Stated goal> Search the data for the word "keng" and copy every line that contains it.
○ ○ ○ ○ ○ ○ ○
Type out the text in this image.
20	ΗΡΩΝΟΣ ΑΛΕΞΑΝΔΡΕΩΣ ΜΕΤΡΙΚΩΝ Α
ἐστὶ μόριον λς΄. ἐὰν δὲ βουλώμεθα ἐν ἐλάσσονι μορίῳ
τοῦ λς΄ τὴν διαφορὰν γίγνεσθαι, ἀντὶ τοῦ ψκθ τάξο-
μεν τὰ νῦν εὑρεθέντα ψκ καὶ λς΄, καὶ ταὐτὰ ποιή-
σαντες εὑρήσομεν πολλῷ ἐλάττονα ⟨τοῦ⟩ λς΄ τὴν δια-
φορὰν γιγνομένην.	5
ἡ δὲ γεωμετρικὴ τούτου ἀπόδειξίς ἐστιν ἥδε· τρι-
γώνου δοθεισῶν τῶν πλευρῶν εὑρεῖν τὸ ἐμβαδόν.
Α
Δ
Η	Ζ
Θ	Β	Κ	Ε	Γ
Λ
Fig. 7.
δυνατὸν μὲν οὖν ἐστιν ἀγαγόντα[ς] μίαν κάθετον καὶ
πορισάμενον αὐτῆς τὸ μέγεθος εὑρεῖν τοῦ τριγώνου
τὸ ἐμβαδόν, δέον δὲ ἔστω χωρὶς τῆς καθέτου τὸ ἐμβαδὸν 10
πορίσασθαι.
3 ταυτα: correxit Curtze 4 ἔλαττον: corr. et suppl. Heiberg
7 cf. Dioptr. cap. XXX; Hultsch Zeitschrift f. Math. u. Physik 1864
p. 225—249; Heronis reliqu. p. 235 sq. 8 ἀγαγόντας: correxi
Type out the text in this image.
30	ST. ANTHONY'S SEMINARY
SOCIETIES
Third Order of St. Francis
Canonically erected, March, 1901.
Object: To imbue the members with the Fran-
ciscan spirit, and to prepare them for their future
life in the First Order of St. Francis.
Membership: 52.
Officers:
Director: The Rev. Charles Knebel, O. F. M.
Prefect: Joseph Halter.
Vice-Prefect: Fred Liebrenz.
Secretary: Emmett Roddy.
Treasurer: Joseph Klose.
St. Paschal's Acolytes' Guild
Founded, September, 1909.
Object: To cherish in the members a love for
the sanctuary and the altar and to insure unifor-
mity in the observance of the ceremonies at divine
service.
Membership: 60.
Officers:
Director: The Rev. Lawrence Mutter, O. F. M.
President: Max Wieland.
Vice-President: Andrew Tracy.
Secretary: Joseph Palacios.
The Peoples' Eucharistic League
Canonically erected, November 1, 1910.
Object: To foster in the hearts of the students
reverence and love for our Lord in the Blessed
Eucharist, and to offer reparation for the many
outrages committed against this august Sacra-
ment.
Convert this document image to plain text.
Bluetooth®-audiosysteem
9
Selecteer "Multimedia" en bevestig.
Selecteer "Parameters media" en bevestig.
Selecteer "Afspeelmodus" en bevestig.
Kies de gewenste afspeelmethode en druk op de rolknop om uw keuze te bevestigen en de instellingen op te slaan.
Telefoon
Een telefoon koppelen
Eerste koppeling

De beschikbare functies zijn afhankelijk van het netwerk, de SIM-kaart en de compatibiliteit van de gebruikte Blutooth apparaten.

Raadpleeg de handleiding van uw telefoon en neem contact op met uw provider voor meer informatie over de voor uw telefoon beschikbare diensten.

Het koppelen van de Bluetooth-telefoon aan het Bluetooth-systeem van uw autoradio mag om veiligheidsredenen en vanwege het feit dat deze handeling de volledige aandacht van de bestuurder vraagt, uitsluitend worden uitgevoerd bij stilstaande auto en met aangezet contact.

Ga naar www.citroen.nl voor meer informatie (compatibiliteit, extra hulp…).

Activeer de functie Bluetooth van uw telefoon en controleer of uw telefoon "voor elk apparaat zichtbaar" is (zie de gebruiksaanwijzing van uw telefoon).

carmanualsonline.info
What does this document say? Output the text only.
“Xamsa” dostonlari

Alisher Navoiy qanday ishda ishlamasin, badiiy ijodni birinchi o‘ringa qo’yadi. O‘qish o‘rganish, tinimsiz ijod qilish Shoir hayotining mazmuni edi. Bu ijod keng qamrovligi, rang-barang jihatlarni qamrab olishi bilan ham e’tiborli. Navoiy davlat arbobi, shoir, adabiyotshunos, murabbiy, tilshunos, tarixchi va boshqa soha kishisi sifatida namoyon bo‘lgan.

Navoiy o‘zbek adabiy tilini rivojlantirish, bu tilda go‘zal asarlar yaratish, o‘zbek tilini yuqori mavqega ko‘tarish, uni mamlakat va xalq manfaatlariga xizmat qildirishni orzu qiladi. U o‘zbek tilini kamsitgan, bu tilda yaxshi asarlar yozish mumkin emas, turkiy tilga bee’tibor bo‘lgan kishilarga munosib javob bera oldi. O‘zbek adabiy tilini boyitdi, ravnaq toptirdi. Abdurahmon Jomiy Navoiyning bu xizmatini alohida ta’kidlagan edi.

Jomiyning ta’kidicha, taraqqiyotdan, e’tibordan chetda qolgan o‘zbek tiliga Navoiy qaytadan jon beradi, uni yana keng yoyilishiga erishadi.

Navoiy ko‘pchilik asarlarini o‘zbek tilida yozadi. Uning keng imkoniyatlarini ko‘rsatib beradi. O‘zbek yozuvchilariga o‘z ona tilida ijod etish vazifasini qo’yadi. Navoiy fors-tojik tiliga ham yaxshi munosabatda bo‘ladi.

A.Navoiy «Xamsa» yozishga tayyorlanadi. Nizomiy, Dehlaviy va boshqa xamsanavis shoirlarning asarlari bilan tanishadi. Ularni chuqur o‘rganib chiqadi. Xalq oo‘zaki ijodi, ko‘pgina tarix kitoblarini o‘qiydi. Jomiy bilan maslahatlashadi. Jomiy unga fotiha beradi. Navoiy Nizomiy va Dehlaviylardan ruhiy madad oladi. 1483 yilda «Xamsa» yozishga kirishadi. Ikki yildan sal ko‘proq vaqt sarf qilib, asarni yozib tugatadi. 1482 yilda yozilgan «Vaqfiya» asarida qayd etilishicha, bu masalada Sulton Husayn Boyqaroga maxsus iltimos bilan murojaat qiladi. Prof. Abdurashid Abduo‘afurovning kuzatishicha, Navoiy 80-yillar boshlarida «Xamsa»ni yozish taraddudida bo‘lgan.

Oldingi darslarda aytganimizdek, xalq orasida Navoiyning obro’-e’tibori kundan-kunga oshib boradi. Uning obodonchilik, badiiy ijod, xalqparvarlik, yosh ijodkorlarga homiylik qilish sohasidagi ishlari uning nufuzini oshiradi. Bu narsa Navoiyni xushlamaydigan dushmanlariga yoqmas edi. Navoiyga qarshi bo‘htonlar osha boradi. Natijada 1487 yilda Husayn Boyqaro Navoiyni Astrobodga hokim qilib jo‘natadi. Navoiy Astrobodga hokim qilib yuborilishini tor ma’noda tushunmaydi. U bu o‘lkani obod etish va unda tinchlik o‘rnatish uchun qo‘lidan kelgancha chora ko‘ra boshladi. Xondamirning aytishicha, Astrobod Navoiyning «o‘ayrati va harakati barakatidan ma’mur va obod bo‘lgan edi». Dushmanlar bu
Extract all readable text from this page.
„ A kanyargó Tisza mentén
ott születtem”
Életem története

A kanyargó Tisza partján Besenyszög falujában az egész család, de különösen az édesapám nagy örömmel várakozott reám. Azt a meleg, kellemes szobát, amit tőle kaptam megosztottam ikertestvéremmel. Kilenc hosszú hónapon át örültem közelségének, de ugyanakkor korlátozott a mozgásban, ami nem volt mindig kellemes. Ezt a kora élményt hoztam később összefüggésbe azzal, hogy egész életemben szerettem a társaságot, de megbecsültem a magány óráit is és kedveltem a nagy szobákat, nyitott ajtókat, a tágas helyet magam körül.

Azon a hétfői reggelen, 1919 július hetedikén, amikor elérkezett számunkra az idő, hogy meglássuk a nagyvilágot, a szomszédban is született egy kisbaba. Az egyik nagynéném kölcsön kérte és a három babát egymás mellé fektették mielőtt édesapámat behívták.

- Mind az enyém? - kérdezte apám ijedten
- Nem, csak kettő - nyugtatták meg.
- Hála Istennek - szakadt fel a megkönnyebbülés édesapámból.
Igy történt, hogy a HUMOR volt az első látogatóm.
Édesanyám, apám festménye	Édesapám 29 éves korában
○ ○ ○ ○ ○ ○ ○
Task output>
Alisher Navoiy qanday ishda ishlamasin, badiiy ijodni birinchi o‘ringa qo’yadi. O‘qish o‘rganish, tinimsiz ijod qilish Shoir hayotining mazmuni edi. Bu ijod keng qamrovligi, rang-barang jihatlarni qamrab olishi bilan ham e’tiborli. Navoiy davlat arbobi, shoir, adabiyotshunos, murabbiy, tilshunos, tarixchi va boshqa soha kishisi sifatida namoyon bo‘lgan.
Jomiyning ta’kidicha, taraqqiyotdan, e’tibordan chetda qolgan o‘zbek tiliga Navoiy qaytadan jon beradi, uni yana keng yoyilishiga erishadi.
Navoiy ko‘pchilik asarlarini o‘zbek tilida yozadi. Uning keng imkoniyatlarini ko‘rsatib beradi. O‘zbek yozuvchilariga o‘z ona tilida ijod etish vazifasini qo’yadi. Navoiy fors-tojik tiliga ham yaxshi munosabatda bo‘ladi.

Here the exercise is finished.